* **Aim**
Records follow. Copy every line with "size".
====
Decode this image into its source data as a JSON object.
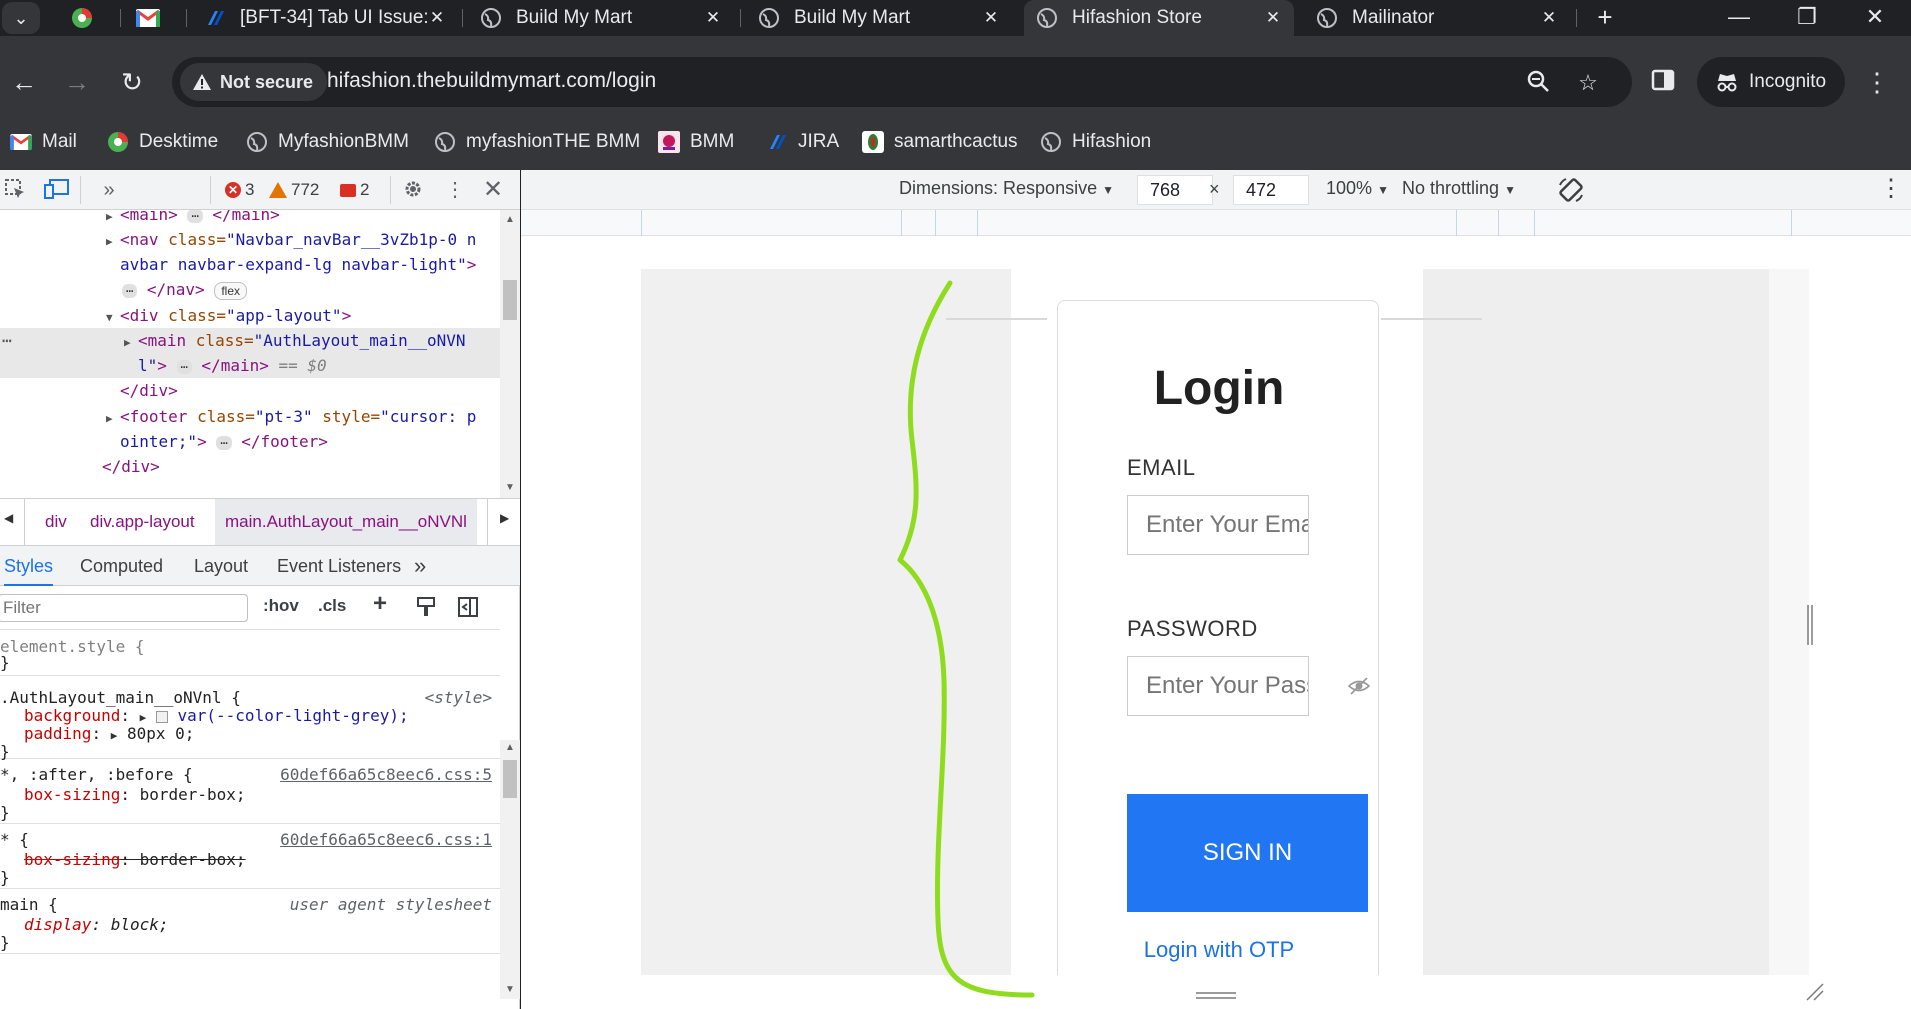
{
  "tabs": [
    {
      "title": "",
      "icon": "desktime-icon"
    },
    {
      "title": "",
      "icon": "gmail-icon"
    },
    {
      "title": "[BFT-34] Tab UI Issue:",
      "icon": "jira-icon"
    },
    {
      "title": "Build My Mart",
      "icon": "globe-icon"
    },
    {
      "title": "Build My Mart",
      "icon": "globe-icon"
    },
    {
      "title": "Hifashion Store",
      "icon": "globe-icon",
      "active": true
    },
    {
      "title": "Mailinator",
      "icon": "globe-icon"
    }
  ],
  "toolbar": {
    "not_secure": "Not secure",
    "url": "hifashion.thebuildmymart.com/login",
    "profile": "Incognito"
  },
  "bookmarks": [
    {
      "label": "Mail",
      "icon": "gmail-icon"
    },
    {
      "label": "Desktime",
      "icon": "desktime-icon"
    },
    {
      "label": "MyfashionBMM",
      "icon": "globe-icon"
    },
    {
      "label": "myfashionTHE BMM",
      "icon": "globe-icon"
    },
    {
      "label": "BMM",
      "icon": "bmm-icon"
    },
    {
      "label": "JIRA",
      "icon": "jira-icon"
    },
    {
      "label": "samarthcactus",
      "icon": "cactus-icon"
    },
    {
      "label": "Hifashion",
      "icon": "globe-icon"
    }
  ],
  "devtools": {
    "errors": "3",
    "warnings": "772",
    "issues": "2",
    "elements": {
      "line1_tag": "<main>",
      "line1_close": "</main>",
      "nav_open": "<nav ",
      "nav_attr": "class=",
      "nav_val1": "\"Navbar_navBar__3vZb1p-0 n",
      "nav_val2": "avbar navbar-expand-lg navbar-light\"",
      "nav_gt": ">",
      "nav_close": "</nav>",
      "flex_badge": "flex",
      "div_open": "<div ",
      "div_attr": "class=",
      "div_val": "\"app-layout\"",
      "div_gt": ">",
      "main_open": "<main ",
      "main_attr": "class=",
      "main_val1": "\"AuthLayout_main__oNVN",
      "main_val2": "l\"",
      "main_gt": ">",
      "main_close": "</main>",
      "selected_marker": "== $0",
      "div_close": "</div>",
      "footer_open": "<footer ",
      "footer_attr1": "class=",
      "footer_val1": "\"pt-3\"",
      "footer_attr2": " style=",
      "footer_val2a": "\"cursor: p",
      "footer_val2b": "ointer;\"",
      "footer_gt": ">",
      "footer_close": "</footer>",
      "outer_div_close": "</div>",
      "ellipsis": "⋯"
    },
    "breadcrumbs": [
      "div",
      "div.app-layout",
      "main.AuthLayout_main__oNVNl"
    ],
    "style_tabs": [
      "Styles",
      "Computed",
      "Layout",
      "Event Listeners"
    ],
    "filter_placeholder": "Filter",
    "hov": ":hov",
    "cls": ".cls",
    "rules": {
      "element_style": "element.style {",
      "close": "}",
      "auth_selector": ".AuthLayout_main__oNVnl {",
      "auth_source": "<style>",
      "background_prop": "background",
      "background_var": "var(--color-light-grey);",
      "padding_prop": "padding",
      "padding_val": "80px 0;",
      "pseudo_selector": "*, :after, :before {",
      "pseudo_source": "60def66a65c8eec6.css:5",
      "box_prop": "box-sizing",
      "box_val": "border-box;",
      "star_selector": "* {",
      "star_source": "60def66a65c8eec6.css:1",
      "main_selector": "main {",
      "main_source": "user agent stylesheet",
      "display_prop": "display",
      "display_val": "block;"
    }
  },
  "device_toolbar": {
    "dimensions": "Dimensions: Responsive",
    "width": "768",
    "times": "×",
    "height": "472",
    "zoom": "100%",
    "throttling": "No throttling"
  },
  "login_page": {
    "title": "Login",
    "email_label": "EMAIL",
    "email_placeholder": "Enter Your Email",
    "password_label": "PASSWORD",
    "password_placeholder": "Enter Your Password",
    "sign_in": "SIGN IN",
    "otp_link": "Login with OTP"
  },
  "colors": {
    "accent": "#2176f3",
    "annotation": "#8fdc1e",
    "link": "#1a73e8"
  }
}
====
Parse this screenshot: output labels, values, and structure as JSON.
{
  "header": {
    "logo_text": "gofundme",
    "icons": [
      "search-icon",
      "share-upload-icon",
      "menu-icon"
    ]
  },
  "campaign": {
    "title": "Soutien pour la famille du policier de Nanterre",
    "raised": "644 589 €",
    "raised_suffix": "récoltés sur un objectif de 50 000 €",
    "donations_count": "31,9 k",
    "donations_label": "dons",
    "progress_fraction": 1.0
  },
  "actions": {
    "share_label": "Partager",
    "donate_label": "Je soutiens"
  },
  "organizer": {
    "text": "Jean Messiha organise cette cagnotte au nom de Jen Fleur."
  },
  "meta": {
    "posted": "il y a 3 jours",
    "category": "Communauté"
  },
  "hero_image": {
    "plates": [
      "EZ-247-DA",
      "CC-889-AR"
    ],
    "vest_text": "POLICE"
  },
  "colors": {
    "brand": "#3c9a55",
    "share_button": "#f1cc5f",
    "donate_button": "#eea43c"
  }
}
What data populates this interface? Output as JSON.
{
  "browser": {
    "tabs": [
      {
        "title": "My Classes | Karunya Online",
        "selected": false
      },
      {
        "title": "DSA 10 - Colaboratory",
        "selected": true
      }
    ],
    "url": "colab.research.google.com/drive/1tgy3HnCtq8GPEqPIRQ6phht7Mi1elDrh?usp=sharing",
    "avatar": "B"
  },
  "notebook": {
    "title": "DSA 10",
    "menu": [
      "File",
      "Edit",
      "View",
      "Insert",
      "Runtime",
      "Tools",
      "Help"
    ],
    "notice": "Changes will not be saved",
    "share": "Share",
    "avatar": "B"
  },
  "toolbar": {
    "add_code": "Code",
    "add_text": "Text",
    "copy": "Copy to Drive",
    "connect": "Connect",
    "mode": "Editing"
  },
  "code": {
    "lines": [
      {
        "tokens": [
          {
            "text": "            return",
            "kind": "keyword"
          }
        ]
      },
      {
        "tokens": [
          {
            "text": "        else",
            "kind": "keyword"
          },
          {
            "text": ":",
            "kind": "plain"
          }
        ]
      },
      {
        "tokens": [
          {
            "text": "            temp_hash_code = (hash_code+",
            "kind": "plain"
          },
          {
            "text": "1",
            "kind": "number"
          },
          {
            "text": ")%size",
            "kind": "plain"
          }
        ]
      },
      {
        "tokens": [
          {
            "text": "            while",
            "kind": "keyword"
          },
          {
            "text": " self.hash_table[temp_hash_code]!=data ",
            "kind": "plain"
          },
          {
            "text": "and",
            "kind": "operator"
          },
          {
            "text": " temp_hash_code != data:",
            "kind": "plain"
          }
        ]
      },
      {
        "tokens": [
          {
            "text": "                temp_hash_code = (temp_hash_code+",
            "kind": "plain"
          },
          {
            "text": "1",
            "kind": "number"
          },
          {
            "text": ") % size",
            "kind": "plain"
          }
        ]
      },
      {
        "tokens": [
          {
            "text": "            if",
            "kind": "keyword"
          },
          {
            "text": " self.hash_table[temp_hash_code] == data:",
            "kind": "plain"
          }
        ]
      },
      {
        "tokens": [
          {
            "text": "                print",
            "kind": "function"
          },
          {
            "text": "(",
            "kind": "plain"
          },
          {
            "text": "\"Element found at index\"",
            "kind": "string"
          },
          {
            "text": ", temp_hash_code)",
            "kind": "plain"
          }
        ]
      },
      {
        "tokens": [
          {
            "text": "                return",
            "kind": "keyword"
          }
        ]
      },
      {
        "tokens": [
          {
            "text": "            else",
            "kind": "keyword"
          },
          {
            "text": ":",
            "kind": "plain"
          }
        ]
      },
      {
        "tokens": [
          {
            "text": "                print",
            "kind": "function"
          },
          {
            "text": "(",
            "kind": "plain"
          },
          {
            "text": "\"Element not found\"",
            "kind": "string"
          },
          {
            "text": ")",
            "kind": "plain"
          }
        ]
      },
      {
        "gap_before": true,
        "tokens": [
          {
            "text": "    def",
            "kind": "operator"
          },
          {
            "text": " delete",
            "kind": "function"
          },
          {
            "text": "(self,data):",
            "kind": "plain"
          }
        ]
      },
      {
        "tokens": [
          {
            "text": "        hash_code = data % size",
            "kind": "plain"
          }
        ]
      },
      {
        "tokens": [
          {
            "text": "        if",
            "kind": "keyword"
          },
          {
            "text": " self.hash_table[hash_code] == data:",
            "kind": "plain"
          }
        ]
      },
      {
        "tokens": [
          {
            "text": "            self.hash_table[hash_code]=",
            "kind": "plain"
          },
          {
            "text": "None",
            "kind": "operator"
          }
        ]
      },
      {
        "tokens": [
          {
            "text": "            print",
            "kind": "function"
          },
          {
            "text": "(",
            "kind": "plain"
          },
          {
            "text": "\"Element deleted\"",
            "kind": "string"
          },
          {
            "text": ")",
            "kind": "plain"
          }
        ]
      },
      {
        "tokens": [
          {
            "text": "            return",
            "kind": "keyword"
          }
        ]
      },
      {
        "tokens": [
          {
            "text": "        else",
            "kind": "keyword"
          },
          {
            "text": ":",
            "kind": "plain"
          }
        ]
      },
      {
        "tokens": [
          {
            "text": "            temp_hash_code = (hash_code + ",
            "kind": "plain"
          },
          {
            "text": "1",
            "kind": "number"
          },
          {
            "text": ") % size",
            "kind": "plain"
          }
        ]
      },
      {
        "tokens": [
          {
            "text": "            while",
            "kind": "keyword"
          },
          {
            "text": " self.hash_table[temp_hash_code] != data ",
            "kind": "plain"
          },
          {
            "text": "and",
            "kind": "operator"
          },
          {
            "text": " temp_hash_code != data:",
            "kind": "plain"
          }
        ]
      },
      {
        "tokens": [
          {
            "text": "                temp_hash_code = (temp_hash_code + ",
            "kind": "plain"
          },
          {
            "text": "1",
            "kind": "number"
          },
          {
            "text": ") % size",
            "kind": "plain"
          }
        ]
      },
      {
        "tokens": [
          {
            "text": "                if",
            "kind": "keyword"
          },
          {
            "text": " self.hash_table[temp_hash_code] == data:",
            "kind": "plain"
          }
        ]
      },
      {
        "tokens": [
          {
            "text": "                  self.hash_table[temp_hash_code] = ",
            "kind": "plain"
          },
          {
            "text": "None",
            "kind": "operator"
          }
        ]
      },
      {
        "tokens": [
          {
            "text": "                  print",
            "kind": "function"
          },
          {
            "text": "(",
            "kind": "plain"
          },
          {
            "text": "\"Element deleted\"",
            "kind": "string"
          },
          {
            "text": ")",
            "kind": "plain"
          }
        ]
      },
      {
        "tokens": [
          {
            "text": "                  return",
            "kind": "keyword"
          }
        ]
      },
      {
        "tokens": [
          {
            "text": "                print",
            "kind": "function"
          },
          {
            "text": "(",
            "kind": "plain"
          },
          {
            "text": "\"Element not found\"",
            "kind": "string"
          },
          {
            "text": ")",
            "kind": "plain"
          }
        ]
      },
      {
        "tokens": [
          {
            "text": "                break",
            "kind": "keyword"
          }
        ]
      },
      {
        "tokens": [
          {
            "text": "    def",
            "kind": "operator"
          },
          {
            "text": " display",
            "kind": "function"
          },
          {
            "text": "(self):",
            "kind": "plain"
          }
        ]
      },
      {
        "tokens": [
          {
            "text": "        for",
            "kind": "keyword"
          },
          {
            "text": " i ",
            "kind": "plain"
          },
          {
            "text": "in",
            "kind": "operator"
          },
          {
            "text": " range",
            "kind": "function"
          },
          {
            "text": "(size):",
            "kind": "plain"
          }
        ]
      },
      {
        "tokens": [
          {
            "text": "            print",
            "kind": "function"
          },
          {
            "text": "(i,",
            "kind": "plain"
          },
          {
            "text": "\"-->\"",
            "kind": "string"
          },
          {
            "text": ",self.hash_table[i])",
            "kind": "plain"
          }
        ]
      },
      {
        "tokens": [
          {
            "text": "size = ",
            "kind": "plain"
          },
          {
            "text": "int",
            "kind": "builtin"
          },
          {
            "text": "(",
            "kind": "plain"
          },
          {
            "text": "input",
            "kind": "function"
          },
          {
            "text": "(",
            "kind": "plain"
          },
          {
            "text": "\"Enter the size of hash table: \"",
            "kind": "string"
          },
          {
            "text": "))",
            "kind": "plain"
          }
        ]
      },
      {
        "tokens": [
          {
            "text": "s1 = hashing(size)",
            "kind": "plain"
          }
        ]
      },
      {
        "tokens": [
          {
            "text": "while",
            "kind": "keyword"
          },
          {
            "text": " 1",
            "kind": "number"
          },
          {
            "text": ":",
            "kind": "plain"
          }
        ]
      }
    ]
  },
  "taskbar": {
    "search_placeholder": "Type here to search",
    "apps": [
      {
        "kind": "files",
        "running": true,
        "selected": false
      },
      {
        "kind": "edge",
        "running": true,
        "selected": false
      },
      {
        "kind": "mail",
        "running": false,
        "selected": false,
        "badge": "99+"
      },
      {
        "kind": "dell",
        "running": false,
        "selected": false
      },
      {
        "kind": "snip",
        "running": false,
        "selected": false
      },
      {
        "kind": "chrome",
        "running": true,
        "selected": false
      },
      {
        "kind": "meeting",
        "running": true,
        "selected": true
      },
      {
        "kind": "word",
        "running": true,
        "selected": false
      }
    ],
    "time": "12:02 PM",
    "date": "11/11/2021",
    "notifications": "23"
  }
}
====
* **Output below**
            "text": ")%size",
            "text": ") % size",
            "text": "        hash_code = data % size",
            "text": ") % size",
            "text": ") % size",
            "text": "(size):",
            "text": "size = ",
            "text": "\"Enter the size of hash table: \"",
            "text": "s1 = hashing(size)",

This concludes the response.